TEXTO SELECCIONADO:
Alexis Tsipras prefirió endosar el traje de traidor y aplicar personalmente la amarga medicina recetada en Bruselas  –tratando, allí donde fuera posible, de aplicar remedios paliativos a las capas más expuestas de la población–. Tsipras perdió a una parte de sus seguidores en este lance, pero ganó el apoyo de muchos otros. Hasta el punto de que en las elecciones anticipadas convocadas a la vuelta del verano revalidó su victoria de nueve meses atrás.

En estos años, Tsipras  ha cumplido con creces sus compromisos económicos y financieros. Ha dejado de ser el radical de izquierdas con veleidades chavistas del principio para convertirse en un socialdemócrata pragmático, a quien sus pares celebran como un hombre de Estado. Como resultado, en agosto del año pasado, Grecia dejó de estar bajo la tutela de la troika y desde entonces vuela sola (que no libre, pues se la sigue vigilando de cerca)

El crecimiento de la economía –un 1,9% del PIB el año pasado, que se espera que sea del 2% este año, según la OCDE– y el saneamiento de las finanzas públicas –el año pasado el superávit primario, esto es, sin contar el coste de la deuda, alcanzó el 4,2%, por encima del 3,5% exigido– permitió al Gobierno griego abordar algunas mejoras sociales: empezó en febrero por el aumento del salario mínimo (de 586 a 650 euros) y en mayo anunció la restitución de la decimotercera paga a los jubilados y la reducción del IVA. “Es importante que los sacrificios que han hecho los griegos sean recompensados”, declaró el primer ministro. Tampoco muchas alegrías, no se vaya uno a pensar, porque la situación sigue siendo delicada. Grecia ha salido del pozo, pero ha perdido en la crisis una cuarta parte de su riqueza, sin que esta devaluación haya podido ser aprovechada para la exportación por una industria que es prácticamente inexistente. El paro sigue siendo muy elevado (19%) y el poder adquisitivo de los griegos se ha hundido. El futuro aún es gris.

El anuncio de mayo tenía una inequívoca tonalidad electoralista, lo cual no evitó que Syriza recibiera un fuerte correctivo en las elecciones europeas, donde con el  23,8% de los votos quedó muy por detrás del centroderecha de Nueva Democracia (33,3%) ¿El peaje a pagar por la austeridad? No está ni mucho menos claro.

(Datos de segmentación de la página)
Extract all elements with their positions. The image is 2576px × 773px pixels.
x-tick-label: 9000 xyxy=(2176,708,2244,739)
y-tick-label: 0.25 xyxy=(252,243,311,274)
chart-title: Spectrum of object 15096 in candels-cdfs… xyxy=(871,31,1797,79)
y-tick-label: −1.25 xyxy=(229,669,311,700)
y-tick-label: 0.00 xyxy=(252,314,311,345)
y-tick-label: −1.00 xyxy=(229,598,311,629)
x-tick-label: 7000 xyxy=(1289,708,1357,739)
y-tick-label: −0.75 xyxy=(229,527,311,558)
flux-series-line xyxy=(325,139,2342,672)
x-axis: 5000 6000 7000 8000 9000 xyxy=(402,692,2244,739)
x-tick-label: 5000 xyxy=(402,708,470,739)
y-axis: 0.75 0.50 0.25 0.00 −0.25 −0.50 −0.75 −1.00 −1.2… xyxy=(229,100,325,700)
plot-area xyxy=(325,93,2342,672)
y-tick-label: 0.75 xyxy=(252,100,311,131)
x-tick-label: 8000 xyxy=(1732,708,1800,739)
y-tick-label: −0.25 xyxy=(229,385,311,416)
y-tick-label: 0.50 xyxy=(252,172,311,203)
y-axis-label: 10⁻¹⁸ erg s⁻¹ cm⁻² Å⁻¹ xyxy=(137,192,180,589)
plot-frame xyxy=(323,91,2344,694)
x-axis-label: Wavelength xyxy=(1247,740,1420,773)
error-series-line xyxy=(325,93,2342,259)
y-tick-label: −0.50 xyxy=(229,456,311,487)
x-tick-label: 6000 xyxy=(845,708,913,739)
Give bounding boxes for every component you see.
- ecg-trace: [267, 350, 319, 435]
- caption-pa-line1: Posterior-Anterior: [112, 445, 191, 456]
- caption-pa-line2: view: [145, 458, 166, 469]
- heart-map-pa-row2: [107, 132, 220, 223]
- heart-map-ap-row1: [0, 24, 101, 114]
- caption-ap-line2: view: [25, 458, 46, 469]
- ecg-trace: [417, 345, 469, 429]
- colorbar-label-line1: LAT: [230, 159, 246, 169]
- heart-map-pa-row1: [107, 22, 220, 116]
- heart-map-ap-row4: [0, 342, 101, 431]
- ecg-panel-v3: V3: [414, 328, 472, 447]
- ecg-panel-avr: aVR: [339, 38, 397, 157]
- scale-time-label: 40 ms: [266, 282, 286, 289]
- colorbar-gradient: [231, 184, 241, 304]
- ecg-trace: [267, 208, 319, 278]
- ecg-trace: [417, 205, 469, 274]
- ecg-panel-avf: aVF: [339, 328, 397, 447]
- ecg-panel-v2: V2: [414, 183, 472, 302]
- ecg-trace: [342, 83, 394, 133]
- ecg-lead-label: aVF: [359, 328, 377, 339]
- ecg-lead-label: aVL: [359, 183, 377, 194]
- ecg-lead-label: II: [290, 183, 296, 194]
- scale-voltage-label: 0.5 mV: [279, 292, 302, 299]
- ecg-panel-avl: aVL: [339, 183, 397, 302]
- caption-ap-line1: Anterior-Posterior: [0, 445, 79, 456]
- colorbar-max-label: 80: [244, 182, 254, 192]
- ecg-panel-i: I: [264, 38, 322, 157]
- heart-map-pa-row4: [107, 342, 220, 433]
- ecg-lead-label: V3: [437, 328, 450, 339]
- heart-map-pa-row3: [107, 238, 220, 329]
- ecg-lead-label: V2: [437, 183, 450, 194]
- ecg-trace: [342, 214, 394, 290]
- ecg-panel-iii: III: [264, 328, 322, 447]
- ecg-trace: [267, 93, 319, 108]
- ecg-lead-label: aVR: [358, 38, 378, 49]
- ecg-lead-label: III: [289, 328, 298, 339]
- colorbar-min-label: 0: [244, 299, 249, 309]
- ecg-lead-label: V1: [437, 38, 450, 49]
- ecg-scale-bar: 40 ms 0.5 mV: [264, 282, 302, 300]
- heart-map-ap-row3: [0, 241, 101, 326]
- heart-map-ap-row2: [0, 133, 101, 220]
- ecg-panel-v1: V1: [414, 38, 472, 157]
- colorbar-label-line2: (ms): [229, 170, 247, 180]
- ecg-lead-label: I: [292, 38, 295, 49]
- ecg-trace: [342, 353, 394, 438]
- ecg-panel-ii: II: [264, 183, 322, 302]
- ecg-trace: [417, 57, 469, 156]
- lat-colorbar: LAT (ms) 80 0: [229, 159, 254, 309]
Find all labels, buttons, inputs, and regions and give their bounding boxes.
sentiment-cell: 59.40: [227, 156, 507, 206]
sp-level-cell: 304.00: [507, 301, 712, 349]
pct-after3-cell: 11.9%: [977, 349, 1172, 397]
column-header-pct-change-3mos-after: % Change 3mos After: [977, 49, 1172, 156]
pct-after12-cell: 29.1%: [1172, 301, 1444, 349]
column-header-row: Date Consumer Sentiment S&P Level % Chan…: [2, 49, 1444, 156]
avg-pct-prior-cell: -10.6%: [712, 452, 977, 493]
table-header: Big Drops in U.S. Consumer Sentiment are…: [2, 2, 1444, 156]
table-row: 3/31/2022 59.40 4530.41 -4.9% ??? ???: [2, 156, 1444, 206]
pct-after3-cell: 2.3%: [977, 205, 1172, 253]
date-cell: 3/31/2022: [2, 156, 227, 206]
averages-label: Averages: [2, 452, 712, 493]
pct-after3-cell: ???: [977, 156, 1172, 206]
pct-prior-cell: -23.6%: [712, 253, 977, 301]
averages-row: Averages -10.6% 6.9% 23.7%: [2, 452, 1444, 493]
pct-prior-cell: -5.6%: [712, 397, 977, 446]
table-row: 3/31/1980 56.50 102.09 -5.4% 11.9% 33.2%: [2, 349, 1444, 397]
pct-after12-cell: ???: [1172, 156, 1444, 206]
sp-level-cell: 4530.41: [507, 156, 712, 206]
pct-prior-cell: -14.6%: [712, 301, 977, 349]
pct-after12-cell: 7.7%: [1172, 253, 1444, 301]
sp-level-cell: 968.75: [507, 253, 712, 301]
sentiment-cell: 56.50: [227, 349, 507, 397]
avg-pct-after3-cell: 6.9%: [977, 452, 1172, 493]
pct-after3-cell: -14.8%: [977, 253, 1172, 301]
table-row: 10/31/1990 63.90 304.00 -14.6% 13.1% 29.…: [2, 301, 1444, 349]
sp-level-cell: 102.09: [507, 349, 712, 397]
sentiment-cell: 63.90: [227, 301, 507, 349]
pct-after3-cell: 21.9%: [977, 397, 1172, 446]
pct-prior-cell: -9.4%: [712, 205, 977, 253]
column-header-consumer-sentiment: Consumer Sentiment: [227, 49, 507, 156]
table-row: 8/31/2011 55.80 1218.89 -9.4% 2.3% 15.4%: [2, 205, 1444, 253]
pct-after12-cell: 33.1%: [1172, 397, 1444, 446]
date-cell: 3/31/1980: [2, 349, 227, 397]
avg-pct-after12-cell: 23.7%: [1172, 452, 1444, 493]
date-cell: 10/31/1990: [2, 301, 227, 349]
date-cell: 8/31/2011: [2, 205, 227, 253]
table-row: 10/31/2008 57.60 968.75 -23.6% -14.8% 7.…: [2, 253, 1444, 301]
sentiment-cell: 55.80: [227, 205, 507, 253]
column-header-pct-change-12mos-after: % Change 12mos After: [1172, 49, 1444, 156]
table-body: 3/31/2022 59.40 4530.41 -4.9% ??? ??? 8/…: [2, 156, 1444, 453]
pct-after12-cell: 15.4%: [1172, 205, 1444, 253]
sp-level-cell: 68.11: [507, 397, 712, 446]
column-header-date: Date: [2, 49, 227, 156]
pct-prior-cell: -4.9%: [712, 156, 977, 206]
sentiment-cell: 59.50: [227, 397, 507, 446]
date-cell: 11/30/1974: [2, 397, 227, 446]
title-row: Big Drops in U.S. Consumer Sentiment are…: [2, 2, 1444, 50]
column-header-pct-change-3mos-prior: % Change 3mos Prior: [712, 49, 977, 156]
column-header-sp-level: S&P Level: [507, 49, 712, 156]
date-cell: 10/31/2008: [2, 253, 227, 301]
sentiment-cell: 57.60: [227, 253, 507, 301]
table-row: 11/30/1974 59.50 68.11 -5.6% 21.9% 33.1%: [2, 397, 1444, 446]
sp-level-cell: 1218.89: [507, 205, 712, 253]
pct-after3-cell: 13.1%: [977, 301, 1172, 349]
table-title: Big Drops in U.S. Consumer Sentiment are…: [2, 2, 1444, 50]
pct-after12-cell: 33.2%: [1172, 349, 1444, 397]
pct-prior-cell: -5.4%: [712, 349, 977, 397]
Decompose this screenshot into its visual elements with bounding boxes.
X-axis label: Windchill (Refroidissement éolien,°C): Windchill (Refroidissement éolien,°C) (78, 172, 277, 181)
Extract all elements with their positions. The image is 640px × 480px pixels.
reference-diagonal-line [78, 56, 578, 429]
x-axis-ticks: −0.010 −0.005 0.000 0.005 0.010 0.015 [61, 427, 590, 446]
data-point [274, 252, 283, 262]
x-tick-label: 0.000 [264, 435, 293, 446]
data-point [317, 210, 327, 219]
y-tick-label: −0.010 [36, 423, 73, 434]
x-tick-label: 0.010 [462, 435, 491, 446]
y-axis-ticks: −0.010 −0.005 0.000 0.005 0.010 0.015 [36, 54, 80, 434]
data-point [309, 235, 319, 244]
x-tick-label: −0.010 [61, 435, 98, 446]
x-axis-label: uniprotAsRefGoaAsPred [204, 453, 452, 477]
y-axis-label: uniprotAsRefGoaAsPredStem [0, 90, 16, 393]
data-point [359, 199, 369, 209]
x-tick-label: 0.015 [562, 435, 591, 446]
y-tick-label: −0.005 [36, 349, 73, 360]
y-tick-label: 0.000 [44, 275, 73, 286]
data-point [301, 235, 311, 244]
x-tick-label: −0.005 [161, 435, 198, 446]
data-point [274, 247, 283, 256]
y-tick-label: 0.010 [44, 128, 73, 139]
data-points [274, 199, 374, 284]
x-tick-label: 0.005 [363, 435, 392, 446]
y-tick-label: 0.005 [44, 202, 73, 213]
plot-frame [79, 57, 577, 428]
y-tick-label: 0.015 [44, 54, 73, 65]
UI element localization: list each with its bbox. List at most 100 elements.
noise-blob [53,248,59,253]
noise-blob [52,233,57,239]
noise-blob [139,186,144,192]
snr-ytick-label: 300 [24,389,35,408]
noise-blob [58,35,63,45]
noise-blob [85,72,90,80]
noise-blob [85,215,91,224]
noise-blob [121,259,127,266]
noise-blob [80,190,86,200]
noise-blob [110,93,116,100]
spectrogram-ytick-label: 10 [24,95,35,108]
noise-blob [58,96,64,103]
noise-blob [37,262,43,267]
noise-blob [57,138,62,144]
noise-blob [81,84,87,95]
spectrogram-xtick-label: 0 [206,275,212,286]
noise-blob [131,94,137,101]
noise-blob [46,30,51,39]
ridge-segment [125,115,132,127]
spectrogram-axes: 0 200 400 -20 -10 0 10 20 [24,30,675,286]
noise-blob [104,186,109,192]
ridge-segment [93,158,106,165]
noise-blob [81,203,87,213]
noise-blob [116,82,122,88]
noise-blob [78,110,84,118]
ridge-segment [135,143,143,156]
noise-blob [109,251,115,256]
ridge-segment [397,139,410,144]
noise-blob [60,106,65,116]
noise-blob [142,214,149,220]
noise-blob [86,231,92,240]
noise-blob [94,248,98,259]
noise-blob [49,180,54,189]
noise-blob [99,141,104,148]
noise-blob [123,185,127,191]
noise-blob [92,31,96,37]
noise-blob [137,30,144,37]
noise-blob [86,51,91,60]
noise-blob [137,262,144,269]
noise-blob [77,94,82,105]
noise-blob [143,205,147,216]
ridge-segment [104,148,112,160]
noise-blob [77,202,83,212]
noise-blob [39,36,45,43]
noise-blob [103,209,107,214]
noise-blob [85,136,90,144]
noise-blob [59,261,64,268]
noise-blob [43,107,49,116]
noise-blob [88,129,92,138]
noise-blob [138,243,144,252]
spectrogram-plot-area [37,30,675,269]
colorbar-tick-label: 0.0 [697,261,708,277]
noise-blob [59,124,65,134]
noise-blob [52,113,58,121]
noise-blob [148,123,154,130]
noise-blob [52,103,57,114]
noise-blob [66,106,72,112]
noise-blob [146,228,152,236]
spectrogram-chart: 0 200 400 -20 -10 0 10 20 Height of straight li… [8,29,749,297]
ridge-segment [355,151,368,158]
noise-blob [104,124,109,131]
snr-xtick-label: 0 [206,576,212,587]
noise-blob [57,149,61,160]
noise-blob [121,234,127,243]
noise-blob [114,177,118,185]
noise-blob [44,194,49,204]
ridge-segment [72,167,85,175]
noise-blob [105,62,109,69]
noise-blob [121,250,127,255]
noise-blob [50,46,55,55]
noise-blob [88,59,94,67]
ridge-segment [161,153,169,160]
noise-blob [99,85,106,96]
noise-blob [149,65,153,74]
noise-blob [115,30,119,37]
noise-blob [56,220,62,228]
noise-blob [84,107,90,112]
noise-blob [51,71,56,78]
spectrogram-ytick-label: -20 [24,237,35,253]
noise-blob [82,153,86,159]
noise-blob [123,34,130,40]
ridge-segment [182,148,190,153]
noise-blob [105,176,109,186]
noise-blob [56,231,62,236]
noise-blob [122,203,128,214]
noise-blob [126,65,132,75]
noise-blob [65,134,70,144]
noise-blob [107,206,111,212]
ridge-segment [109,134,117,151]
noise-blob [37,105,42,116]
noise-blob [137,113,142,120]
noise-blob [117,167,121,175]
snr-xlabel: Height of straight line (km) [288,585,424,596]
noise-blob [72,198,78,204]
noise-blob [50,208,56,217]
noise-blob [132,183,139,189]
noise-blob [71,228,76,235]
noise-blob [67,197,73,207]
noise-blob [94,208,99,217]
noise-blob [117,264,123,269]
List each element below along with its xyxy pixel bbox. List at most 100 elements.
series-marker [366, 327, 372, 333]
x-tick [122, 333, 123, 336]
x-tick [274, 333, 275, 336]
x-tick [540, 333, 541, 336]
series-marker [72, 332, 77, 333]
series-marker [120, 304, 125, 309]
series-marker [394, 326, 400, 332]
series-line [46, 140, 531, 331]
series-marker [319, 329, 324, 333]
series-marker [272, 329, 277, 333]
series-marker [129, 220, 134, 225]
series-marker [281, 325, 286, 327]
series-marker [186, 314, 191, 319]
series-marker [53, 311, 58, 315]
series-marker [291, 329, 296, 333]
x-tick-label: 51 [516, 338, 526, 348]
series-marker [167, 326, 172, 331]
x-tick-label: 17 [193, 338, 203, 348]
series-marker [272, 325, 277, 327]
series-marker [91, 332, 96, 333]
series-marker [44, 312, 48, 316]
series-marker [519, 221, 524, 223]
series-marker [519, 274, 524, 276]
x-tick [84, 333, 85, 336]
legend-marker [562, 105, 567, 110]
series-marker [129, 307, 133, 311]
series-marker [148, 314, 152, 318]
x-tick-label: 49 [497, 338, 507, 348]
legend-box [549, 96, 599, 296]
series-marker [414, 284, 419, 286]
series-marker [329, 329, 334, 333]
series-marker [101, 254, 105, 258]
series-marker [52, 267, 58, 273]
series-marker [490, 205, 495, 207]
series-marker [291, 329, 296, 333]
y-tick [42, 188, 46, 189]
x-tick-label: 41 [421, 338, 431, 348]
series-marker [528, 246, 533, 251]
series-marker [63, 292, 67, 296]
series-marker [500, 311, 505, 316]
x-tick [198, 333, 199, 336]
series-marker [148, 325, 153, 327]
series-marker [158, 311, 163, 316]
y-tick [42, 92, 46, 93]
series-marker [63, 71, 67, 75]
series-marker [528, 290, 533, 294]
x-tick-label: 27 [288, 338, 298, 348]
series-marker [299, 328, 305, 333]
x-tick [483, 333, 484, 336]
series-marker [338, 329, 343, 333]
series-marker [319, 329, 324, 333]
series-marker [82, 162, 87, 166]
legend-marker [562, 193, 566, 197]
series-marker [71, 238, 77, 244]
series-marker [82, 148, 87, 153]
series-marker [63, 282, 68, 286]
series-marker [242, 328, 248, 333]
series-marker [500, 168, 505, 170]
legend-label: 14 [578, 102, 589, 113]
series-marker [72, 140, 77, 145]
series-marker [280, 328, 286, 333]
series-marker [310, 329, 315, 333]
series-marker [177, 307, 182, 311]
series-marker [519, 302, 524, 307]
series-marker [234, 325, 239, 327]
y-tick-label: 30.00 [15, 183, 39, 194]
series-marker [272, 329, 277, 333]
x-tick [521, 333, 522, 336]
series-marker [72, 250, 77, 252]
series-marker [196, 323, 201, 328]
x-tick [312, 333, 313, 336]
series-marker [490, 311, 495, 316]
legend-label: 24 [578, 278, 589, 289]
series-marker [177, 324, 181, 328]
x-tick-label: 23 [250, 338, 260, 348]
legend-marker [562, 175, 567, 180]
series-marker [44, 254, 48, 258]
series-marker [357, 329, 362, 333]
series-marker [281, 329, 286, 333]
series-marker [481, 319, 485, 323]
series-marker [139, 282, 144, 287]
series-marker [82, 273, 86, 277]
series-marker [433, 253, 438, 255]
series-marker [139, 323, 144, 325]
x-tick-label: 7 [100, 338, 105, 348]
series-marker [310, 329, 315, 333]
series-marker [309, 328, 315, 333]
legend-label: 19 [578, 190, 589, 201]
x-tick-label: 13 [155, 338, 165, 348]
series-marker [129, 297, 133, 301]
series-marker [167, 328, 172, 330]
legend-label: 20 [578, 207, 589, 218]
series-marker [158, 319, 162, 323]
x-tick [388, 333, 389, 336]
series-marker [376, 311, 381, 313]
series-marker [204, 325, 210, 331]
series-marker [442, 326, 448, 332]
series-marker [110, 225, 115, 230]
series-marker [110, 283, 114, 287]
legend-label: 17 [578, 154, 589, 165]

INSTRUCCIONES DE LA TAREA: Prosigue el texto sobre Tsipras y la situación de Grecia a partir de su última oración.

RESULTADO DE LA TAREA:
Alexis Tsipras se incomodó con los griegos en un asunto mucho más delicado, puesto que atañe a los sentimientos y ya se ha visto –aquí y allá– que en momentos de crisis los sentimientos brutos es lo más fácilmente explotable. En otra muestra de osadía, el primer ministro griego, con la complicidad de su homólogo de la antigua república yugoslava de Macedonia, el socialdemócrata Zoran Zaev, urdió un acuerdo para cerrar la disputa histórica entre ambos países por el nombre del primero, que a juicio de los griegos usurpaba el de su región septentrional. Ambos dirigentes, empujados por la UE y la OTAN, acordaron en enero una solución salomónica –llamar al nuevo país  Macedonia del Norte– que convenció a muy pocos a un lado y otro de la frontera pero tuvo la gran virtud de desbloquear un litigio que parecía insoluble. Tsipras tuvo el coraje de desafiar a la opinión pública –mayoritariamente contraria al acuerdo– y se puso a merced de una derecha que se lanzó sin medida a atizar los sentimientos nacionalistas. Pero consideró, una vez más, que era lo que debía hacer.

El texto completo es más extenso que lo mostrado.